** Start **

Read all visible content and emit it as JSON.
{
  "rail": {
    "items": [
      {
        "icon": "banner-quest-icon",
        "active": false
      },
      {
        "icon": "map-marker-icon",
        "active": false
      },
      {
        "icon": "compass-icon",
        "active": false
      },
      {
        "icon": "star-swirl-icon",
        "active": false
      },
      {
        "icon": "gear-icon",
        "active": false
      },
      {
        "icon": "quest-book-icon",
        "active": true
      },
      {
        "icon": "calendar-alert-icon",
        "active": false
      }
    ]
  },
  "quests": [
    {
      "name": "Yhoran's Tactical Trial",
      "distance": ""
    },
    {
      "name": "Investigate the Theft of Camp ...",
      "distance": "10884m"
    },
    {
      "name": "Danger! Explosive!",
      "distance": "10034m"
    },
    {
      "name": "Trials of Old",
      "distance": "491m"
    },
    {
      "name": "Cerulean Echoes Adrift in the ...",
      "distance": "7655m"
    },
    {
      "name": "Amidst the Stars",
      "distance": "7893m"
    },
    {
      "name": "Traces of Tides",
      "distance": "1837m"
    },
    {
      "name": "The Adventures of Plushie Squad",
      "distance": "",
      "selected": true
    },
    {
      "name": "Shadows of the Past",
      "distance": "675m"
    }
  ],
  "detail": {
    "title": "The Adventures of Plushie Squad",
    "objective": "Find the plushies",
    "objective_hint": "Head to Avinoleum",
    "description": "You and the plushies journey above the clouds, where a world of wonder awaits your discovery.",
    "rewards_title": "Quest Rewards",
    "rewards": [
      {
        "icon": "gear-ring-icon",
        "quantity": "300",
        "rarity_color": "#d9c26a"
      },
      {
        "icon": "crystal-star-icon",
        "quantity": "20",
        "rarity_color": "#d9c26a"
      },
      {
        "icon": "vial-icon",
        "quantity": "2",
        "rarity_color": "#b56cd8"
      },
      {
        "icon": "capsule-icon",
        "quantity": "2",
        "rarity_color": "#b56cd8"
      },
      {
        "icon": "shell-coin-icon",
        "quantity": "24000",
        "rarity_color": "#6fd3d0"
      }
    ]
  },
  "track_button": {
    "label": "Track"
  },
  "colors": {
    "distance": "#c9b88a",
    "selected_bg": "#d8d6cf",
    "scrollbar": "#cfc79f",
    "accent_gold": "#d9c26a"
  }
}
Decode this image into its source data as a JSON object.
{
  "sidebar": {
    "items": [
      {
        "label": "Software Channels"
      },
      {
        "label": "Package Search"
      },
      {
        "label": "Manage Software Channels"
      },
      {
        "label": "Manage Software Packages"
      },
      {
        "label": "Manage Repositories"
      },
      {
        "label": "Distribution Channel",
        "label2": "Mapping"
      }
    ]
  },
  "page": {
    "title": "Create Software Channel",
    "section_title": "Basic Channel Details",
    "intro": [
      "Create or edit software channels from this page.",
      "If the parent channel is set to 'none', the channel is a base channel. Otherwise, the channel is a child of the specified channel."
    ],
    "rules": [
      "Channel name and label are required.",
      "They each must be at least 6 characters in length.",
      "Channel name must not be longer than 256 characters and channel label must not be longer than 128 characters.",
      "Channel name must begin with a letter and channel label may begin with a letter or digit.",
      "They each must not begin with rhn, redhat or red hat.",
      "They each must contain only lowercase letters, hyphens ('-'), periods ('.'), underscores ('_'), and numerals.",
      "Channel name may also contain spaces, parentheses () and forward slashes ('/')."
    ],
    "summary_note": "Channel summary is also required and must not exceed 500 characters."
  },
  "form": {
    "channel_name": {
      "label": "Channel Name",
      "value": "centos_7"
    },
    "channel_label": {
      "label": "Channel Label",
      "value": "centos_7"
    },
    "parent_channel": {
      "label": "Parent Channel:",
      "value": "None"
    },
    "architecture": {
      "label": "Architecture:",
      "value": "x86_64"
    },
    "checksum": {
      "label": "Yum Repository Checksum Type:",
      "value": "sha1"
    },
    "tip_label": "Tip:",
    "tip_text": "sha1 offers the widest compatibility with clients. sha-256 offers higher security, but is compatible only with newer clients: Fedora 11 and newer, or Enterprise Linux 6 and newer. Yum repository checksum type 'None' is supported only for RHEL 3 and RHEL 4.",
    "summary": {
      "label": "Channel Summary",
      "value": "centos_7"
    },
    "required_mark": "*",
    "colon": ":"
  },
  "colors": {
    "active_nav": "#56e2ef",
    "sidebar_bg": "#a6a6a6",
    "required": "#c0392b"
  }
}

** End **

### YOUR GOAL
Emit the records above again, exactly, with no line skipped.

### RESULT OF THIS EXERCISE
Read all visible content and emit it as JSON.
{
  "rail": {
    "items": [
      {
        "icon": "banner-quest-icon",
        "active": false
      },
      {
        "icon": "map-marker-icon",
        "active": false
      },
      {
        "icon": "compass-icon",
        "active": false
      },
      {
        "icon": "star-swirl-icon",
        "active": false
      },
      {
        "icon": "gear-icon",
        "active": false
      },
      {
        "icon": "quest-book-icon",
        "active": true
      },
      {
        "icon": "calendar-alert-icon",
        "active": false
      }
    ]
  },
  "quests": [
    {
      "name": "Yhoran's Tactical Trial",
      "distance": ""
    },
    {
      "name": "Investigate the Theft of Camp ...",
      "distance": "10884m"
    },
    {
      "name": "Danger! Explosive!",
      "distance": "10034m"
    },
    {
      "name": "Trials of Old",
      "distance": "491m"
    },
    {
      "name": "Cerulean Echoes Adrift in the ...",
      "distance": "7655m"
    },
    {
      "name": "Amidst the Stars",
      "distance": "7893m"
    },
    {
      "name": "Traces of Tides",
      "distance": "1837m"
    },
    {
      "name": "The Adventures of Plushie Squad",
      "distance": "",
      "selected": true
    },
    {
      "name": "Shadows of the Past",
      "distance": "675m"
    }
  ],
  "detail": {
    "title": "The Adventures of Plushie Squad",
    "objective": "Find the plushies",
    "objective_hint": "Head to Avinoleum",
    "description": "You and the plushies journey above the clouds, where a world of wonder awaits your discovery.",
    "rewards_title": "Quest Rewards",
    "rewards": [
      {
        "icon": "gear-ring-icon",
        "quantity": "300",
        "rarity_color": "#d9c26a"
      },
      {
        "icon": "crystal-star-icon",
        "quantity": "20",
        "rarity_color": "#d9c26a"
      },
      {
        "icon": "vial-icon",
        "quantity": "2",
        "rarity_color": "#b56cd8"
      },
      {
        "icon": "capsule-icon",
        "quantity": "2",
        "rarity_color": "#b56cd8"
      },
      {
        "icon": "shell-coin-icon",
        "quantity": "24000",
        "rarity_color": "#6fd3d0"
      }
    ]
  },
  "track_button": {
    "label": "Track"
  },
  "colors": {
    "distance": "#c9b88a",
    "selected_bg": "#d8d6cf",
    "scrollbar": "#cfc79f",
    "accent_gold": "#d9c26a"
  }
}
Decode this image into its source data as a JSON object.
{
  "sidebar": {
    "items": [
      {
        "label": "Software Channels"
      },
      {
        "label": "Package Search"
      },
      {
        "label": "Manage Software Channels"
      },
      {
        "label": "Manage Software Packages"
      },
      {
        "label": "Manage Repositories"
      },
      {
        "label": "Distribution Channel",
        "label2": "Mapping"
      }
    ]
  },
  "page": {
    "title": "Create Software Channel",
    "section_title": "Basic Channel Details",
    "intro": [
      "Create or edit software channels from this page.",
      "If the parent channel is set to 'none', the channel is a base channel. Otherwise, the channel is a child of the specified channel."
    ],
    "rules": [
      "Channel name and label are required.",
      "They each must be at least 6 characters in length.",
      "Channel name must not be longer than 256 characters and channel label must not be longer than 128 characters.",
      "Channel name must begin with a letter and channel label may begin with a letter or digit.",
      "They each must not begin with rhn, redhat or red hat.",
      "They each must contain only lowercase letters, hyphens ('-'), periods ('.'), underscores ('_'), and numerals.",
      "Channel name may also contain spaces, parentheses () and forward slashes ('/')."
    ],
    "summary_note": "Channel summary is also required and must not exceed 500 characters."
  },
  "form": {
    "channel_name": {
      "label": "Channel Name",
      "value": "centos_7"
    },
    "channel_label": {
      "label": "Channel Label",
      "value": "centos_7"
    },
    "parent_channel": {
      "label": "Parent Channel:",
      "value": "None"
    },
    "architecture": {
      "label": "Architecture:",
      "value": "x86_64"
    },
    "checksum": {
      "label": "Yum Repository Checksum Type:",
      "value": "sha1"
    },
    "tip_label": "Tip:",
    "tip_text": "sha1 offers the widest compatibility with clients. sha-256 offers higher security, but is compatible only with newer clients: Fedora 11 and newer, or Enterprise Linux 6 and newer. Yum repository checksum type 'None' is supported only for RHEL 3 and RHEL 4.",
    "summary": {
      "label": "Channel Summary",
      "value": "centos_7"
    },
    "required_mark": "*",
    "colon": ":"
  },
  "colors": {
    "active_nav": "#56e2ef",
    "sidebar_bg": "#a6a6a6",
    "required": "#c0392b"
  }
}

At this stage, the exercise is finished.